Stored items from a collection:
--

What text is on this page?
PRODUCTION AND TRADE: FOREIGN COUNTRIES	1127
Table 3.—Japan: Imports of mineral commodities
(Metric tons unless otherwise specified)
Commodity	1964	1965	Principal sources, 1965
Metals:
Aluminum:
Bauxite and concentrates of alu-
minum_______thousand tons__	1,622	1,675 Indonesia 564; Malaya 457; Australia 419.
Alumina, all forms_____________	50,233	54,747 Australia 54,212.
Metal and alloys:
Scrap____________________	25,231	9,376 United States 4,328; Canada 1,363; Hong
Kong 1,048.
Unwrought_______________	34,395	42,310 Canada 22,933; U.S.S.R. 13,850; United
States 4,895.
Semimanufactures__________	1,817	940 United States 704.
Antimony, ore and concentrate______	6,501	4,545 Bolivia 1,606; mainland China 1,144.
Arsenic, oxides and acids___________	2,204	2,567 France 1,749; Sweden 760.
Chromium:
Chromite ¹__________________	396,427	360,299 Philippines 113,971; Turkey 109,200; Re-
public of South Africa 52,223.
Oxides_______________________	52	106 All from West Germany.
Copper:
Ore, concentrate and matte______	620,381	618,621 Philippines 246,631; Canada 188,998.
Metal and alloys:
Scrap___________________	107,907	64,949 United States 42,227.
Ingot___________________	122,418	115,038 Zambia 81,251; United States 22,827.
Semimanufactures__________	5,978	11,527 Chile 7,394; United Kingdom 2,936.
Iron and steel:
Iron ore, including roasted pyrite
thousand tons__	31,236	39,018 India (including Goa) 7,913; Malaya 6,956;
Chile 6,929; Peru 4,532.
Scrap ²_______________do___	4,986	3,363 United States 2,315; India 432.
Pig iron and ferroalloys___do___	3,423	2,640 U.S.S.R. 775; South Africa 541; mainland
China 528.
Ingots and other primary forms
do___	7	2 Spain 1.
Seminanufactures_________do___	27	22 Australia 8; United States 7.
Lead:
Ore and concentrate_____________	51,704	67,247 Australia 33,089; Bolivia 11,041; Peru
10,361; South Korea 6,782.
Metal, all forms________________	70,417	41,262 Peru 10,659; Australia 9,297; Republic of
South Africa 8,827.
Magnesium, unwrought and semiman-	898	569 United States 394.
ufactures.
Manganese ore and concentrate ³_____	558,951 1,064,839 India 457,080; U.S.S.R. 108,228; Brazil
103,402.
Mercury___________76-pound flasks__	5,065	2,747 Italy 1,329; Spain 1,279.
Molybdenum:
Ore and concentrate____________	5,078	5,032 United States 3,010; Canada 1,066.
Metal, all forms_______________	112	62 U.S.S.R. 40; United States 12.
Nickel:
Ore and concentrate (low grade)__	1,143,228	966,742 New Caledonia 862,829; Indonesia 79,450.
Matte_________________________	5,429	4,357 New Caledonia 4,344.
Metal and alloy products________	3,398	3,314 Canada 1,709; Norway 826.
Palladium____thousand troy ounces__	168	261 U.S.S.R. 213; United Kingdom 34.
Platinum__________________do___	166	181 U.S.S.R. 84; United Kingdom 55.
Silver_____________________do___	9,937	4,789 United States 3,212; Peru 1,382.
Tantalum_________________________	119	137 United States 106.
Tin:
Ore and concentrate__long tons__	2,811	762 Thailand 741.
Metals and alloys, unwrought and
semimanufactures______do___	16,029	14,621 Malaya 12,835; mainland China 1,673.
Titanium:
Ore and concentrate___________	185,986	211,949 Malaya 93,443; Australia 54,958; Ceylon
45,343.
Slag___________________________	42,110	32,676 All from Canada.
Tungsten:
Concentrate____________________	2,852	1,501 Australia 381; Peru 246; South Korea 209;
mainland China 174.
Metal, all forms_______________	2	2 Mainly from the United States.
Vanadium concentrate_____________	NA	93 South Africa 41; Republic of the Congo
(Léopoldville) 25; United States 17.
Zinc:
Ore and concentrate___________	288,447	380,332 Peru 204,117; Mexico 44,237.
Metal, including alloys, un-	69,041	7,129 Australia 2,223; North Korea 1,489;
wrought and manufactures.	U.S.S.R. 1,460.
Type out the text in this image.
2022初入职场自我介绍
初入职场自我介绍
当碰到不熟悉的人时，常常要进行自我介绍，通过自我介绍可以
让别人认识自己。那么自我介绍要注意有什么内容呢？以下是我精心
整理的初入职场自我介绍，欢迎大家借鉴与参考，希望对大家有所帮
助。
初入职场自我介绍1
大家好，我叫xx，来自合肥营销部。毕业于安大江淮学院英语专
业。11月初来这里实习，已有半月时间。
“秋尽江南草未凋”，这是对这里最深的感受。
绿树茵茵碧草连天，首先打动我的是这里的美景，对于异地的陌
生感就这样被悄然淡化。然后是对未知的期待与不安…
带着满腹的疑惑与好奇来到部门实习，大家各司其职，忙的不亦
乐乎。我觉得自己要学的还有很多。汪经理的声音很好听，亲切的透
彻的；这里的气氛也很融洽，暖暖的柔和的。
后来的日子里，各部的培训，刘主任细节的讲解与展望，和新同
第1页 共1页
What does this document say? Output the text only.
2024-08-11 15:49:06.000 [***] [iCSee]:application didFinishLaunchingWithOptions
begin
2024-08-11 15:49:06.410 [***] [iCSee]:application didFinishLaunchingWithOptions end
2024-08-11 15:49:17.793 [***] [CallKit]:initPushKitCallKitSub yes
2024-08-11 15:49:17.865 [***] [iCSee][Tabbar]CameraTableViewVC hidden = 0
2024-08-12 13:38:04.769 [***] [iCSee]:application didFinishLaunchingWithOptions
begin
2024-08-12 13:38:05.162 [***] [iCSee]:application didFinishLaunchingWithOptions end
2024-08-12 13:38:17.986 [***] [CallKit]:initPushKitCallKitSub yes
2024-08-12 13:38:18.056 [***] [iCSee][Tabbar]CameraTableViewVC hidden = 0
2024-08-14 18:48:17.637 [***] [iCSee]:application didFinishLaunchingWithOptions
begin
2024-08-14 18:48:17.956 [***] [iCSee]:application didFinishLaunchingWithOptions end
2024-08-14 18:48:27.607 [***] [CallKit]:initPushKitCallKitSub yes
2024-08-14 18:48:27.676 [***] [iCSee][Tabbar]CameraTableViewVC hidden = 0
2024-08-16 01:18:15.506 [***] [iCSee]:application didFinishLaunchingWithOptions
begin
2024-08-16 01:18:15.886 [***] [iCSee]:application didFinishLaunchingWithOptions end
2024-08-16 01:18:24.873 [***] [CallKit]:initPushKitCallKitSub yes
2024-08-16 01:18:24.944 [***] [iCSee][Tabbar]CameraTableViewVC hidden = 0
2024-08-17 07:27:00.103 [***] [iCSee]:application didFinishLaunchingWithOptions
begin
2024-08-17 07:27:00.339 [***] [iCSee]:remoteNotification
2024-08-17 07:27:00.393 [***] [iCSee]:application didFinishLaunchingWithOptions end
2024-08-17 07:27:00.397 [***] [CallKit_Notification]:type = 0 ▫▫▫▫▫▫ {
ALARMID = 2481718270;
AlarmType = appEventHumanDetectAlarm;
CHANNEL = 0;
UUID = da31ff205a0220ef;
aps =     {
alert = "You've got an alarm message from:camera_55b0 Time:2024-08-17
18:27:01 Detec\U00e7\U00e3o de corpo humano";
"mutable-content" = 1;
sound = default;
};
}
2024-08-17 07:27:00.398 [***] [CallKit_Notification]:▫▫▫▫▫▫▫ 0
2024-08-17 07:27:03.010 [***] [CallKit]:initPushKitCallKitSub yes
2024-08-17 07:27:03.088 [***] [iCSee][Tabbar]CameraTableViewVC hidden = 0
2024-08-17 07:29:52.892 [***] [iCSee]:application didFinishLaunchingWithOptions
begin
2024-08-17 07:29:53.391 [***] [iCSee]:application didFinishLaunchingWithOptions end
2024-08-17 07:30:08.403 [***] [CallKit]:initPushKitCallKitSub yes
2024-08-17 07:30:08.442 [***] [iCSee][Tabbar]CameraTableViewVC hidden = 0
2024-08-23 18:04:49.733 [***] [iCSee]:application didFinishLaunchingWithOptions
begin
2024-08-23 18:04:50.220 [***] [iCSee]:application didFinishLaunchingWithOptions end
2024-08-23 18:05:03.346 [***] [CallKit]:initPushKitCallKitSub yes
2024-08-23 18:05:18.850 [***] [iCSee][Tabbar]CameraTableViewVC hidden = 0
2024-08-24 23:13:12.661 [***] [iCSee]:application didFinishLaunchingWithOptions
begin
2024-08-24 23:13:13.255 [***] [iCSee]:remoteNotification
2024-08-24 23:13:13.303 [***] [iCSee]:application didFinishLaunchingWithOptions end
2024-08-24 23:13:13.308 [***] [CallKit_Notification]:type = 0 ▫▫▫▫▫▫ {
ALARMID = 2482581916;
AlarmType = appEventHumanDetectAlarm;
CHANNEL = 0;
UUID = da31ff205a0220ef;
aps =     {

--

Return each line in the records that holds the string "Korea".

> _Correct output_
10,361; South Korea 6,782.
Concentrate____________________	2,852	1,501 Australia 381; Peru 246; South Korea 209;
Metal, including alloys, un-	69,041	7,129 Australia 2,223; North Korea 1,489;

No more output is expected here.